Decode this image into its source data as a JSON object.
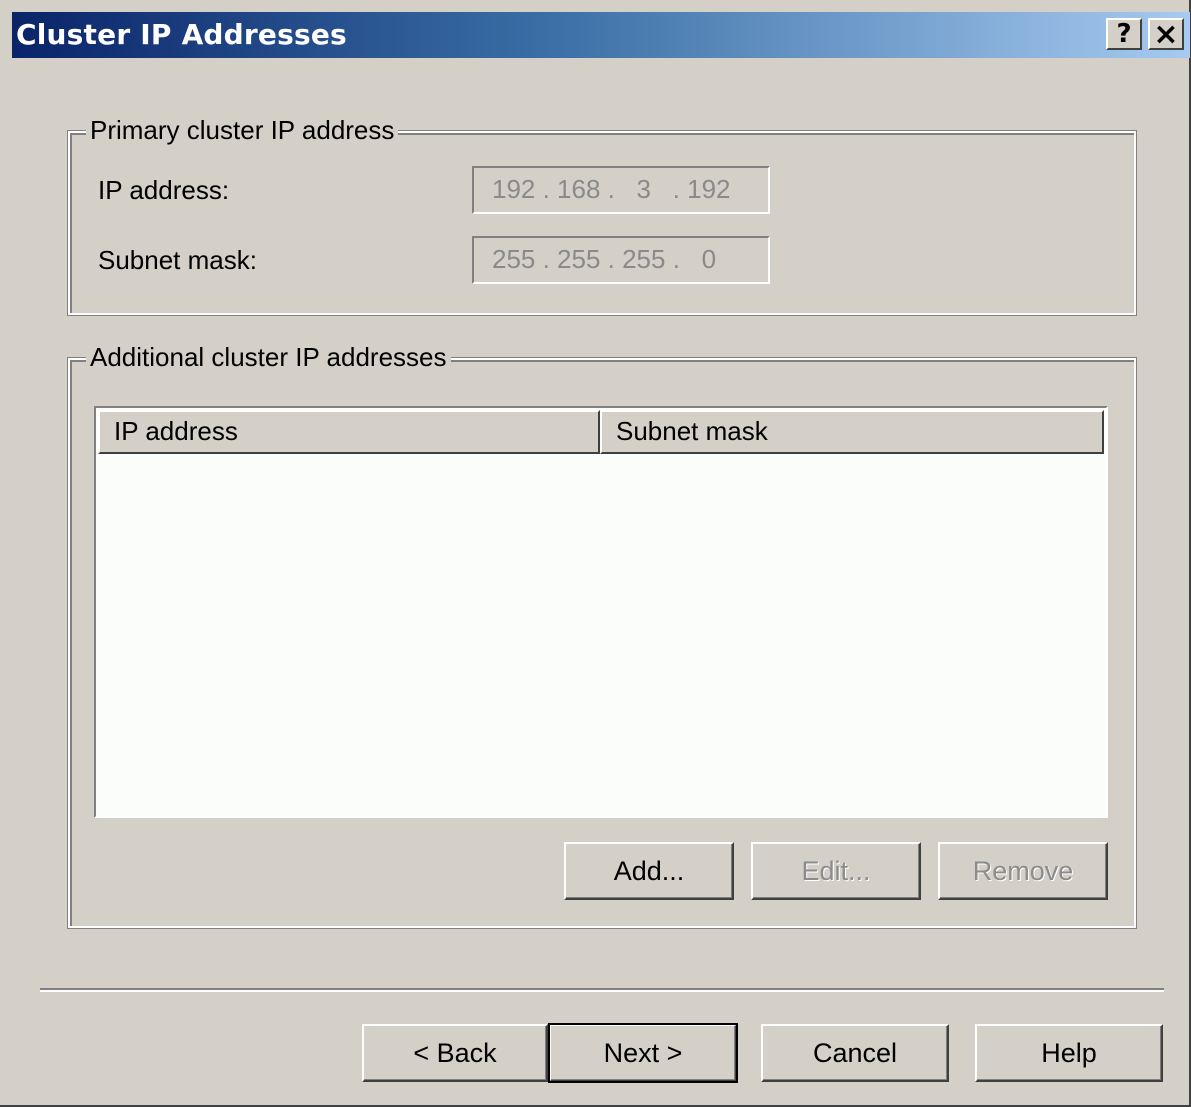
{
  "window": {
    "title": "Cluster IP Addresses",
    "help_glyph": "?",
    "close_glyph": "×"
  },
  "primary_group": {
    "legend": "Primary cluster IP address",
    "ip_label": "IP address:",
    "ip_value": "192 . 168 .   3   . 192",
    "mask_label": "Subnet mask:",
    "mask_value": "255 . 255 . 255 .   0"
  },
  "additional_group": {
    "legend": "Additional cluster IP addresses",
    "columns": [
      "IP address",
      "Subnet mask"
    ],
    "rows": [],
    "add_label": "Add...",
    "edit_label": "Edit...",
    "remove_label": "Remove"
  },
  "footer": {
    "back_label": "< Back",
    "next_label": "Next >",
    "cancel_label": "Cancel",
    "help_label": "Help"
  },
  "colors": {
    "face": "#d4d0c8",
    "title_start": "#0a246a",
    "title_end": "#a6caf0",
    "disabled_text": "#8c8c8c"
  }
}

##########

Without the pictures, print the whole listing exactly as given.

Decode this image into its source data as a JSON object.
{
  "window": {
    "title": "Cluster IP Addresses",
    "help_glyph": "?",
    "close_glyph": "×"
  },
  "primary_group": {
    "legend": "Primary cluster IP address",
    "ip_label": "IP address:",
    "ip_value": "192 . 168 .   3   . 192",
    "mask_label": "Subnet mask:",
    "mask_value": "255 . 255 . 255 .   0"
  },
  "additional_group": {
    "legend": "Additional cluster IP addresses",
    "columns": [
      "IP address",
      "Subnet mask"
    ],
    "rows": [],
    "add_label": "Add...",
    "edit_label": "Edit...",
    "remove_label": "Remove"
  },
  "footer": {
    "back_label": "< Back",
    "next_label": "Next >",
    "cancel_label": "Cancel",
    "help_label": "Help"
  },
  "colors": {
    "face": "#d4d0c8",
    "title_start": "#0a246a",
    "title_end": "#a6caf0",
    "disabled_text": "#8c8c8c"
  }
}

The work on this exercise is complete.